_Directions for this task:_
Reproduce the passage of the collectible cars article below, from "Published in the" to "money on cars.".

_Document text:_
--- START ---

Jay Leno Predicts Future Collectable and Classic Cars

It's been 10 years since Jay Leno's garage first appeared in Popular Mechanics. But instead of looking back, Jay's celebrating his first decade with PM by looking forward--at which cars today have the potential to be collectible in the future.

Published in the May 2009 issue.


Stocks and bonds? I don’t know much about them. In fact, I don’t know anything about stocks and bonds. I’ve lost money in the stock market; come to think of it, I’ve lost money in real estate too. But I’ve never lost money on cars.

The reason is simple: I’ve always bought cars I really want to own. If you buy a car that you like, and it loses its value, at least you still like it. Besides, even if the car’s value does go down a little, it will come back up at some point down the road.

About 10 years ago, I had the chance to buy a McLaren F1. A new one was almost a million dollars. This was a secondhand car with less than 2500 miles, and it was $800,000. I thought, it’s crazy to spend that much money on a car. So I talked it over with my wife. And she said, “You’ve worked hard. If you want to get it, get it.” And I thought, ohhh ... kaaay! So I bought it.

Last year, a McLaren F1 sold at auction for $4.1 million! I now realize this is the greatest investment I’ve ever made. In less than 10 years, I more than quintupled my money. Best of all, I have a car I really enjoy. But there are plenty of modern cars you can buy at real-world prices that are fun to own.

People ask me if they should buy a new car and tuck it away as an investment. I think it’s ridiculous to buy something and just squirrel it away. The fuel will eventually go bad, all the moving parts will still have to be lubricated, and you still have to insure it. Cars should be driven. If you let a car sit, you’ll eventually have to flush the fuel system, replace the electronics and more. Buying any car and putting it into storage for years gets you nothing. It’s a bad idea. You won’t be buying something you like—you’re just trying to make money.

There are plenty of guys who bought the original Dodge Viper as an investment. When that car first came out in 1992, it produced 400 hp, an incredible level of power for that time. People thought, “That’s it. They’ll never make a car more powerful. I’ll buy one and stick it in my garage.” Now, every day people call me: “Hey, I’ve got a ’92 Viper with 800 miles.” Sorry, I’m not interested. “Three hundred miles?” Nope. You didn’t buy it to own it.

--- END ---

_Material shown:_
--- START ---

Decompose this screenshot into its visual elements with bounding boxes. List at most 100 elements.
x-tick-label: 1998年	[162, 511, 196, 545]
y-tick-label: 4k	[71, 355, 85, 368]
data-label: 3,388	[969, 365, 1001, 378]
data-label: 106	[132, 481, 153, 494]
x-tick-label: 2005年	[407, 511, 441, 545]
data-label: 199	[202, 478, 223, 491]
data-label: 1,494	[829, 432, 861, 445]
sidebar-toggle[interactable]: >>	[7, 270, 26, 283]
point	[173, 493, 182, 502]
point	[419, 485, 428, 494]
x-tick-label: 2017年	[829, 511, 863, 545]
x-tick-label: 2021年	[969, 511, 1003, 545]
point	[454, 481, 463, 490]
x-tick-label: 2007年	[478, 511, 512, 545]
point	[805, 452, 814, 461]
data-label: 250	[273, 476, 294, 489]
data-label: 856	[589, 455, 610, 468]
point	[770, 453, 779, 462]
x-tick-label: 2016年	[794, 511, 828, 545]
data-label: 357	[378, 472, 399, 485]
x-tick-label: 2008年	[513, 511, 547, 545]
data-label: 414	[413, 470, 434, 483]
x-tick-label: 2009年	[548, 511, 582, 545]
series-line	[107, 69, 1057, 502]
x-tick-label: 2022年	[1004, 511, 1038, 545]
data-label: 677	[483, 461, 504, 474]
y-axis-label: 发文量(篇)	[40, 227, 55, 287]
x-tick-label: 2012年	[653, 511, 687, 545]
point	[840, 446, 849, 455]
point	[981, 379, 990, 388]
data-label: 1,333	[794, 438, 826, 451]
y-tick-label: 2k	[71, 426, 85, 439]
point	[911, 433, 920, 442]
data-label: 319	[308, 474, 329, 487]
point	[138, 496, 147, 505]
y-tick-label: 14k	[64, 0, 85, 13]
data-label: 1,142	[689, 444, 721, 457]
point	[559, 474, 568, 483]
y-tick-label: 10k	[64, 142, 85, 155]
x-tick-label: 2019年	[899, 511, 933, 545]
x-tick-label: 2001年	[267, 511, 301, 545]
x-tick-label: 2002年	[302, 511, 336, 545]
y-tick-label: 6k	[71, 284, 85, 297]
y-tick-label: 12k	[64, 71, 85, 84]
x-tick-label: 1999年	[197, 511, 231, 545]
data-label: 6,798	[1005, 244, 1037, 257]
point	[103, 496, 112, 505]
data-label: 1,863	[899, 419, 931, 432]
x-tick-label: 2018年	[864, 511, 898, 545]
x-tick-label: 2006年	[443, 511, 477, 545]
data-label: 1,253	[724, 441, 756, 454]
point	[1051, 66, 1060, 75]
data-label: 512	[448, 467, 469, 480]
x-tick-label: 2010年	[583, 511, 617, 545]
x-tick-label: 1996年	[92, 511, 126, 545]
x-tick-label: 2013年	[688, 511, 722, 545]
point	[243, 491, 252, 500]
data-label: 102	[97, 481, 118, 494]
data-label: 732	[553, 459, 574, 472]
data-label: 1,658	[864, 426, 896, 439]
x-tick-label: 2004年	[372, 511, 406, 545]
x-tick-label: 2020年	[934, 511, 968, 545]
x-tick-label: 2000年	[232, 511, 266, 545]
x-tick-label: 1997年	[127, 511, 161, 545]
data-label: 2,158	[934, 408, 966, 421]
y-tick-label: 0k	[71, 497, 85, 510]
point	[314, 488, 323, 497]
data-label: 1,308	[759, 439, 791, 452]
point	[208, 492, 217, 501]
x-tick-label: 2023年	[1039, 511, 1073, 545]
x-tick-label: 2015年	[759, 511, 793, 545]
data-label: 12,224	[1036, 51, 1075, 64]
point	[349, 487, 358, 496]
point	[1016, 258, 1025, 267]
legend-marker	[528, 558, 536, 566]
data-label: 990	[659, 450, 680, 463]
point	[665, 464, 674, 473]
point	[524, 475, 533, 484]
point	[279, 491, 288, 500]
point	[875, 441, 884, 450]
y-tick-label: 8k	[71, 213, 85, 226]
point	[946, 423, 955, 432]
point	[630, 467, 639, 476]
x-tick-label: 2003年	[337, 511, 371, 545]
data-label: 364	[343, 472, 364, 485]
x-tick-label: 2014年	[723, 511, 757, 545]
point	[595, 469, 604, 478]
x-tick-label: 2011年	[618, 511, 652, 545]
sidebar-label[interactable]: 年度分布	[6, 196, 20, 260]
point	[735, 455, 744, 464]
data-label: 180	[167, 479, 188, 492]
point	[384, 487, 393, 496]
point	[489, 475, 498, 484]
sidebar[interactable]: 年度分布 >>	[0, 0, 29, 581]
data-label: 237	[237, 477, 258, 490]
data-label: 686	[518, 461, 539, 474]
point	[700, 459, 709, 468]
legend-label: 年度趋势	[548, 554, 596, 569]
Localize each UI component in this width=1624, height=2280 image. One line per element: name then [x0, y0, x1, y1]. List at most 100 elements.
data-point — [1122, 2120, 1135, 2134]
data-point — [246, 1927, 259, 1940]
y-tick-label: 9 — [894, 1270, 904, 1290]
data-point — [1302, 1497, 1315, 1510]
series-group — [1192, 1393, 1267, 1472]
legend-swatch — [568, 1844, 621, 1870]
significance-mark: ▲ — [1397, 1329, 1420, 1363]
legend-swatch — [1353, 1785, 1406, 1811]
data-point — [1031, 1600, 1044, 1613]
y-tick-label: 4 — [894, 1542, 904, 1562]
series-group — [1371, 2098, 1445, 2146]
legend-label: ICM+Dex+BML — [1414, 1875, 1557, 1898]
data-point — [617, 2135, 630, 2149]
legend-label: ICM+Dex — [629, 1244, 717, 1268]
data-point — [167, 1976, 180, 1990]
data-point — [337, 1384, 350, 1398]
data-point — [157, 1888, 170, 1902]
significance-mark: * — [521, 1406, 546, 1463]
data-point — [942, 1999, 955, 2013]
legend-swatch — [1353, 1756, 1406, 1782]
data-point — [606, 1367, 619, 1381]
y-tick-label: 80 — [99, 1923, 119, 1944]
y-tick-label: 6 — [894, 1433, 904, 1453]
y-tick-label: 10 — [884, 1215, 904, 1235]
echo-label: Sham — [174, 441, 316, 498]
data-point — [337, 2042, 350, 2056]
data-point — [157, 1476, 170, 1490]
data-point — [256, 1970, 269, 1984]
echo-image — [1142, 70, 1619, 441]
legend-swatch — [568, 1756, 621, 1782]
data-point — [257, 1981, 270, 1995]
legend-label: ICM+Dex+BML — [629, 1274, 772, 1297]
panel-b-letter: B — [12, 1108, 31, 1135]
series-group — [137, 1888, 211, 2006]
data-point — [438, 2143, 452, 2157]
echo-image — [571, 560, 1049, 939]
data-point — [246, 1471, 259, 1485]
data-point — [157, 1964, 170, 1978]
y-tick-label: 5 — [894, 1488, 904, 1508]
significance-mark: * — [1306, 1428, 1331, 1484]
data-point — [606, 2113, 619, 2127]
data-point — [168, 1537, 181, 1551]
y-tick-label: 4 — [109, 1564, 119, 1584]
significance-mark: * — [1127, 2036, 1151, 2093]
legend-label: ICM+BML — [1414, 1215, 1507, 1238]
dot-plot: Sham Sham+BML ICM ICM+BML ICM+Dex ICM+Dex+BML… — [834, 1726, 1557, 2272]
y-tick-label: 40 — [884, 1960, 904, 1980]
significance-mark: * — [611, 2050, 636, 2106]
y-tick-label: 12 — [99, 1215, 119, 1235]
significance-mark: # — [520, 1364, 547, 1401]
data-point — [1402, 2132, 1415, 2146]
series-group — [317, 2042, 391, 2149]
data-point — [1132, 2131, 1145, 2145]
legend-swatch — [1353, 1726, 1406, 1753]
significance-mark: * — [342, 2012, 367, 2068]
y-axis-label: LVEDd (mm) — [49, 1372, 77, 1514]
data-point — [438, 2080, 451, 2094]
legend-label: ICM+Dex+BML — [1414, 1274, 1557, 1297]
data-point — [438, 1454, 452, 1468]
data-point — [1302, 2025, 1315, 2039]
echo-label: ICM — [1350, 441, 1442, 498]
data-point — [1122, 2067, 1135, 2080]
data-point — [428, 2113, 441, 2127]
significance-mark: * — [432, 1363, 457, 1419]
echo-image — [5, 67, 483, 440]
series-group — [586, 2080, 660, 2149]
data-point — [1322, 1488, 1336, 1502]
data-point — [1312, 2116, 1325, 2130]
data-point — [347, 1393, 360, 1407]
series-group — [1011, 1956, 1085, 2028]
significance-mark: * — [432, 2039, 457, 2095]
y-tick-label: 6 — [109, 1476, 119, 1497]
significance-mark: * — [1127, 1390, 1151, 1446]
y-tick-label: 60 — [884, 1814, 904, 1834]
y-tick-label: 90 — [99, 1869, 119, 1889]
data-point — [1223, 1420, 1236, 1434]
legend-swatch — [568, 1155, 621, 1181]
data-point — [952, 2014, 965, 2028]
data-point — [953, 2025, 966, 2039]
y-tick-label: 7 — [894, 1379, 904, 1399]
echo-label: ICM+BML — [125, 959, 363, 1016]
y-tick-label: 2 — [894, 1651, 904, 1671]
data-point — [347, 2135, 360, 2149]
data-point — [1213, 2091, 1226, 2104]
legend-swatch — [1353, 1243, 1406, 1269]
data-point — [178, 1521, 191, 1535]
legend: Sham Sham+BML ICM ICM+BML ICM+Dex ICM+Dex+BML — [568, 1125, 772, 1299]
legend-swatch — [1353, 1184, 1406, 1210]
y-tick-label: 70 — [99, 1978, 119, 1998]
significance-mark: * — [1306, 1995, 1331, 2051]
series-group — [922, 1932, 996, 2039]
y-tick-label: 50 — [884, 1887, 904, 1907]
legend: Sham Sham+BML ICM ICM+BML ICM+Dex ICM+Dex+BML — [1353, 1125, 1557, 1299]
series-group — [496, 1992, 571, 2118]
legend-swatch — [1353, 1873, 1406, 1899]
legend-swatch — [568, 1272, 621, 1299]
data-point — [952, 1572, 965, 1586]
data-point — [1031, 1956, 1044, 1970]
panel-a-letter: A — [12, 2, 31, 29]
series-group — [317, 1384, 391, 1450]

--- END ---

_Problem solution:_
Published in the May 2009 issue.


Stocks and bonds? I don’t know much about them. In fact, I don’t know anything about stocks and bonds. I’ve lost money in the stock market; come to think of it, I’ve lost money in real estate too. But I’ve never lost money on cars.